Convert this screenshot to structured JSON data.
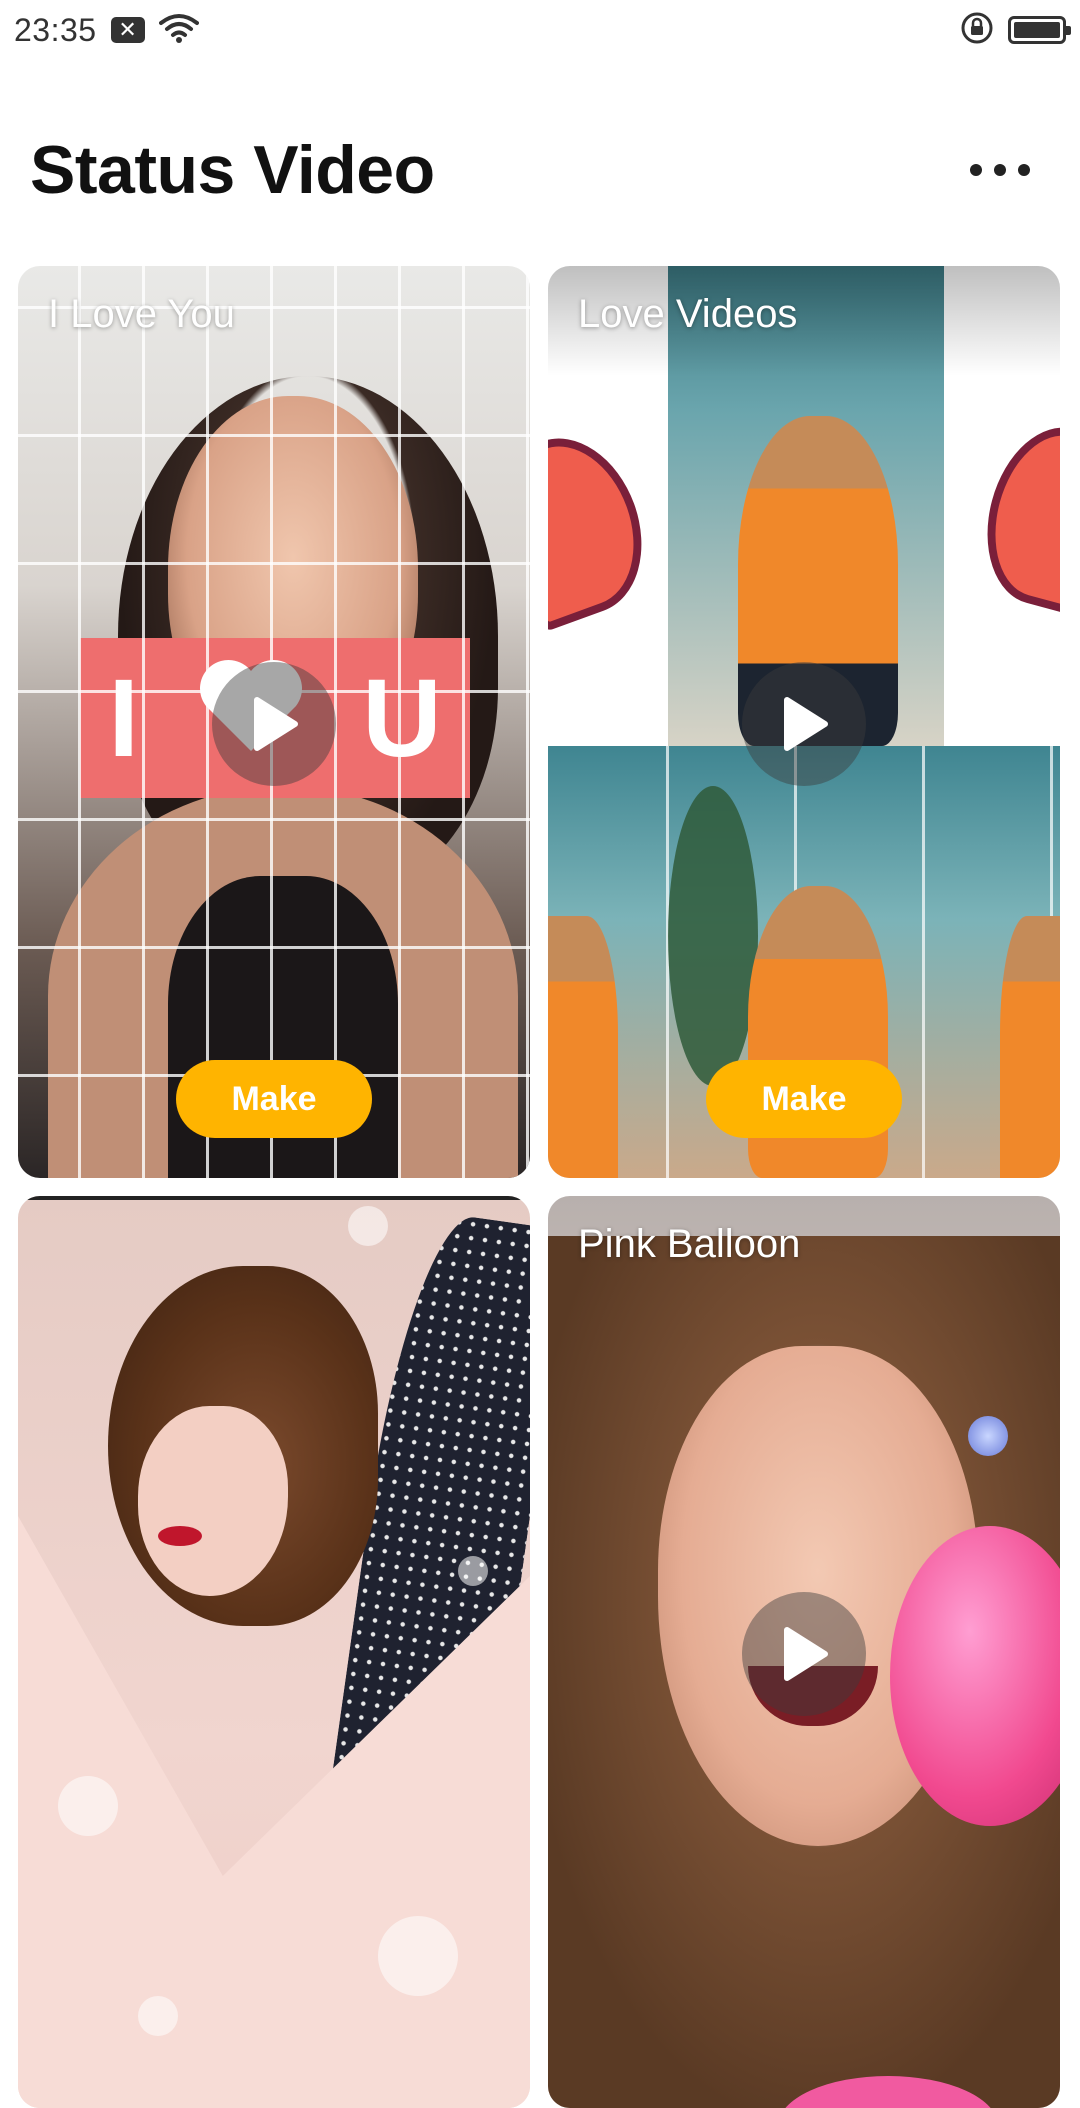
{
  "status_bar": {
    "time": "23:35",
    "icons": [
      "notification-x-icon",
      "wifi-icon",
      "rotation-lock-icon",
      "battery-icon"
    ]
  },
  "header": {
    "title": "Status Video",
    "more_icon": "more-horizontal-icon"
  },
  "cards": [
    {
      "label": "I Love You",
      "banner_left": "I",
      "banner_right": "U",
      "make_label": "Make",
      "has_make": true
    },
    {
      "label": "Love Videos",
      "make_label": "Make",
      "has_make": true
    },
    {
      "label": "",
      "has_make": false
    },
    {
      "label": "Pink Balloon",
      "has_make": false
    }
  ],
  "colors": {
    "accent": "#FFB400",
    "title": "#111111",
    "banner": "#EE6E6E"
  }
}
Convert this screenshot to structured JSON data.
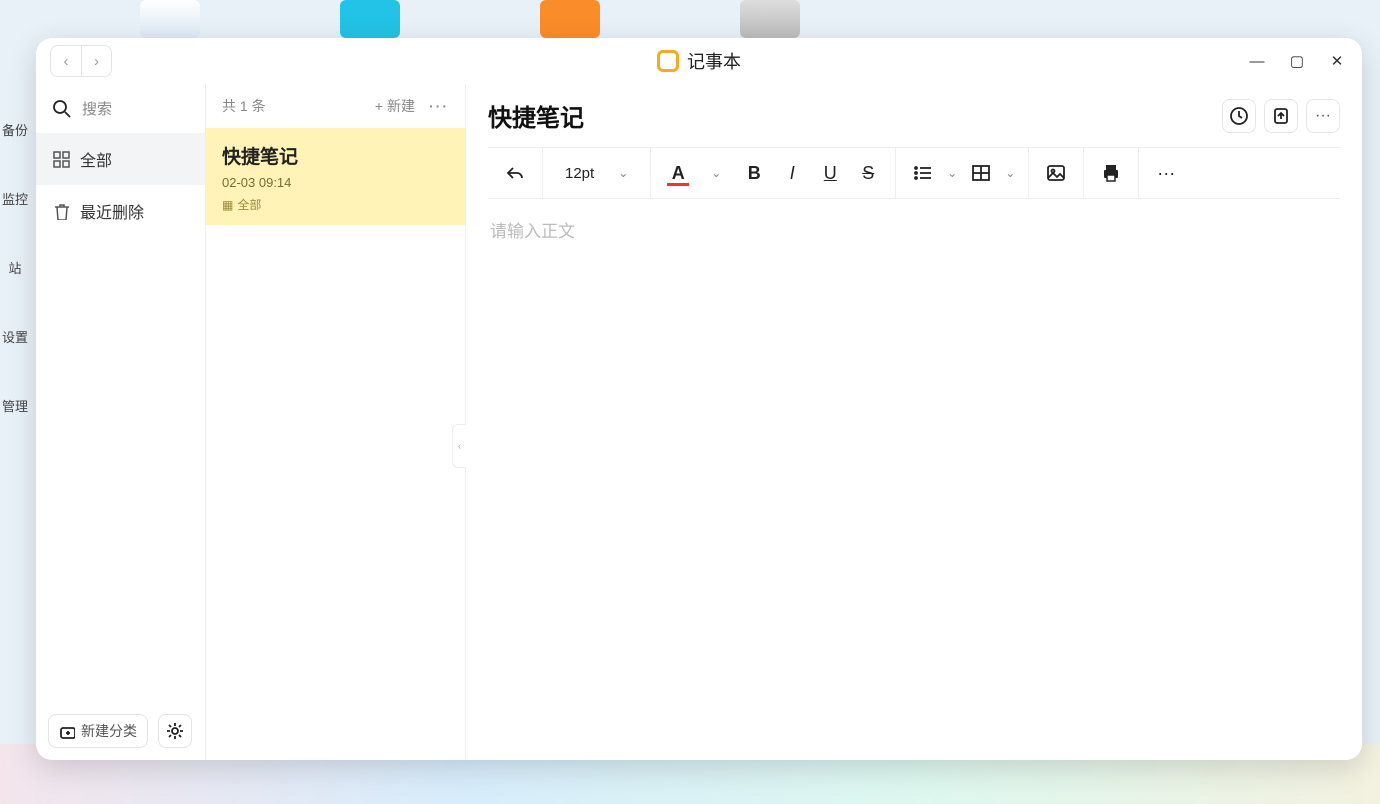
{
  "window": {
    "app_title": "记事本"
  },
  "dock": {
    "l1": "备份",
    "l2": "监控",
    "l3": "站",
    "l4": "设置",
    "l5": "管理"
  },
  "sidebar": {
    "search_placeholder": "搜索",
    "items": [
      {
        "label": "全部"
      },
      {
        "label": "最近删除"
      }
    ],
    "new_category": "新建分类"
  },
  "list": {
    "count_label": "共 1 条",
    "new_label": "新建",
    "notes": [
      {
        "title": "快捷笔记",
        "date": "02-03 09:14",
        "tag": "全部"
      }
    ]
  },
  "editor": {
    "title": "快捷笔记",
    "font_size": "12pt",
    "placeholder": "请输入正文"
  }
}
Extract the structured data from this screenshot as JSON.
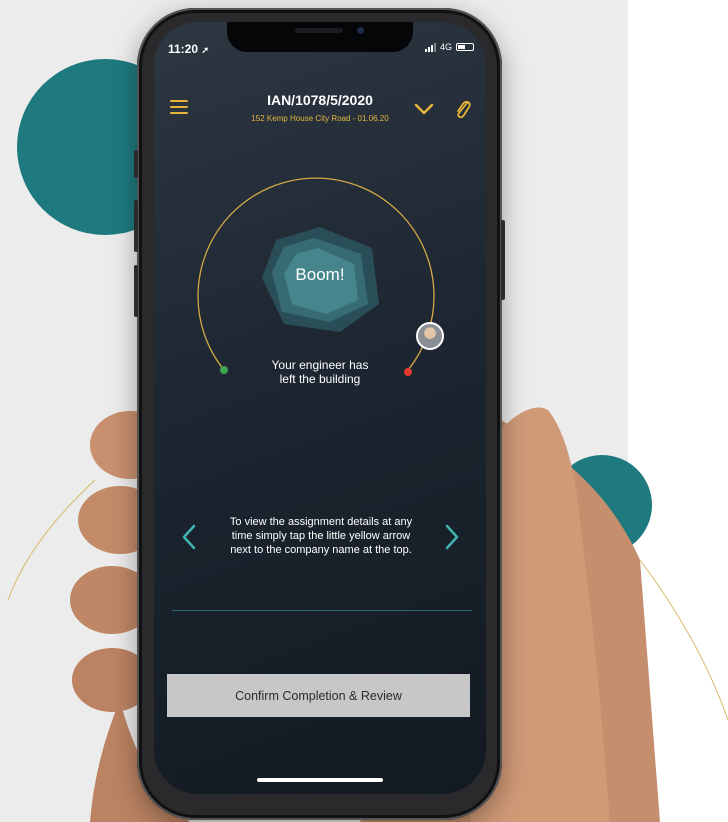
{
  "status": {
    "time": "11:20",
    "network": "4G"
  },
  "header": {
    "job_id": "IAN/1078/5/2020",
    "subtitle": "152 Kemp House City Road - 01.06.20",
    "menu_icon": "hamburger-icon",
    "dropdown_icon": "chevron-down-icon",
    "attach_icon": "paperclip-icon"
  },
  "progress": {
    "badge": "Boom!",
    "message_line1": "Your engineer has",
    "message_line2": "left the building",
    "start_color": "#3fa553",
    "end_color": "#e23a2f"
  },
  "tip": {
    "line1": "To view the assignment details at any",
    "line2": "time simply tap the little yellow arrow",
    "line3": "next to the company name at the top."
  },
  "actions": {
    "confirm_label": "Confirm Completion & Review"
  },
  "colors": {
    "accent": "#e5b53c",
    "teal": "#1e7a7f",
    "screen_bg": "#1d2631",
    "button_bg": "#c7c7c7"
  }
}
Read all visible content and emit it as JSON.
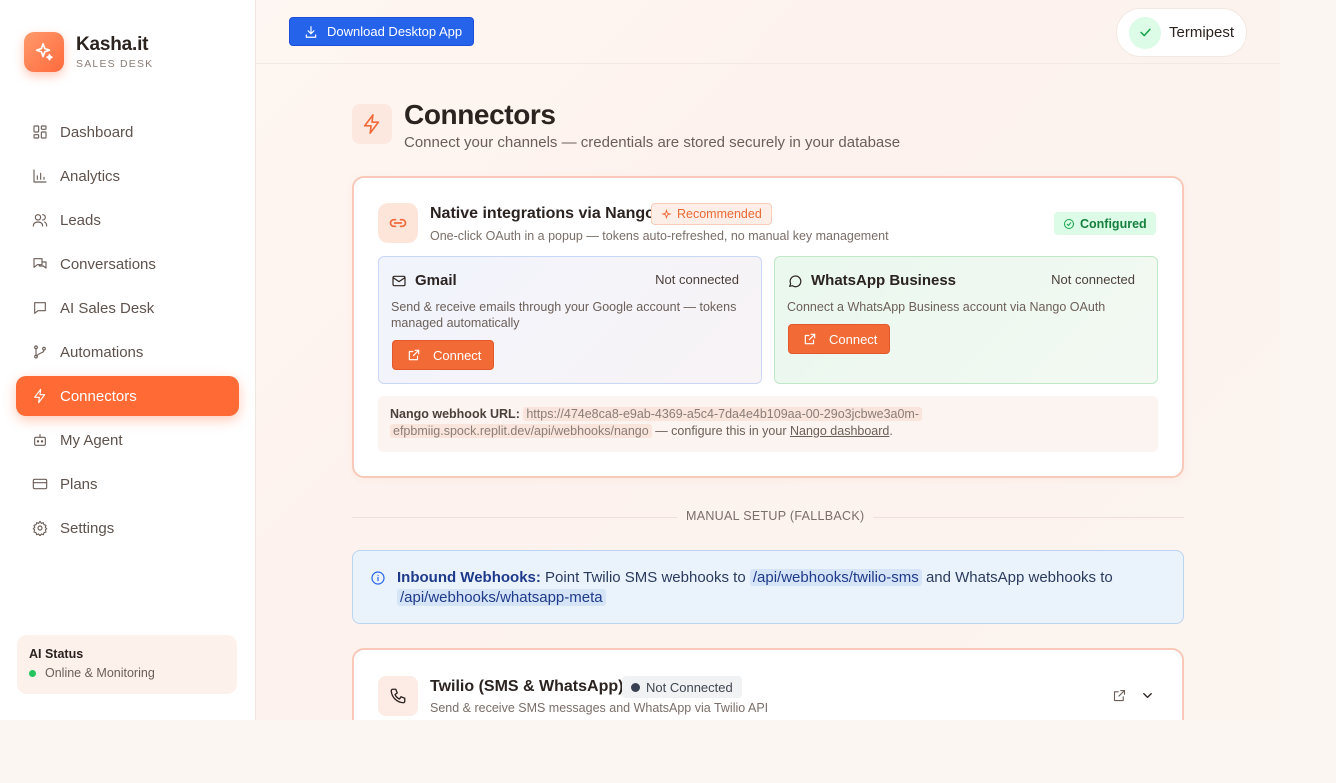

### Your task
Repeat all of the records verbatim, leaving out the pictures.

### Expected answer
Convert this screenshot to structured JSON data.
{
  "status_bar": {
    "time": "23:35",
    "icons": [
      "notification-x-icon",
      "wifi-icon",
      "rotation-lock-icon",
      "battery-icon"
    ]
  },
  "header": {
    "title": "Status Video",
    "more_icon": "more-horizontal-icon"
  },
  "cards": [
    {
      "label": "I Love You",
      "banner_left": "I",
      "banner_right": "U",
      "make_label": "Make",
      "has_make": true
    },
    {
      "label": "Love Videos",
      "make_label": "Make",
      "has_make": true
    },
    {
      "label": "",
      "has_make": false
    },
    {
      "label": "Pink Balloon",
      "has_make": false
    }
  ],
  "colors": {
    "accent": "#FFB400",
    "title": "#111111",
    "banner": "#EE6E6E"
  }
}
Convert this screenshot to structured JSON data.
{
  "window": {
    "app_title": "记事本"
  },
  "dock": {
    "l1": "备份",
    "l2": "监控",
    "l3": "站",
    "l4": "设置",
    "l5": "管理"
  },
  "sidebar": {
    "search_placeholder": "搜索",
    "items": [
      {
        "label": "全部"
      },
      {
        "label": "最近删除"
      }
    ],
    "new_category": "新建分类"
  },
  "list": {
    "count_label": "共 1 条",
    "new_label": "新建",
    "notes": [
      {
        "title": "快捷笔记",
        "date": "02-03 09:14",
        "tag": "全部"
      }
    ]
  },
  "editor": {
    "title": "快捷笔记",
    "font_size": "12pt",
    "placeholder": "请输入正文"
  }
}
Extract the structured data from this screenshot as JSON.
{
  "status": {
    "time": "11:20",
    "network": "4G"
  },
  "header": {
    "job_id": "IAN/1078/5/2020",
    "subtitle": "152 Kemp House City Road - 01.06.20",
    "menu_icon": "hamburger-icon",
    "dropdown_icon": "chevron-down-icon",
    "attach_icon": "paperclip-icon"
  },
  "progress": {
    "badge": "Boom!",
    "message_line1": "Your engineer has",
    "message_line2": "left the building",
    "start_color": "#3fa553",
    "end_color": "#e23a2f"
  },
  "tip": {
    "line1": "To view the assignment details at any",
    "line2": "time simply tap the little yellow arrow",
    "line3": "next to the company name at the top."
  },
  "actions": {
    "confirm_label": "Confirm Completion & Review"
  },
  "colors": {
    "accent": "#e5b53c",
    "teal": "#1e7a7f",
    "screen_bg": "#1d2631",
    "button_bg": "#c7c7c7"
  }
}
Read all visible content and emit it as JSON.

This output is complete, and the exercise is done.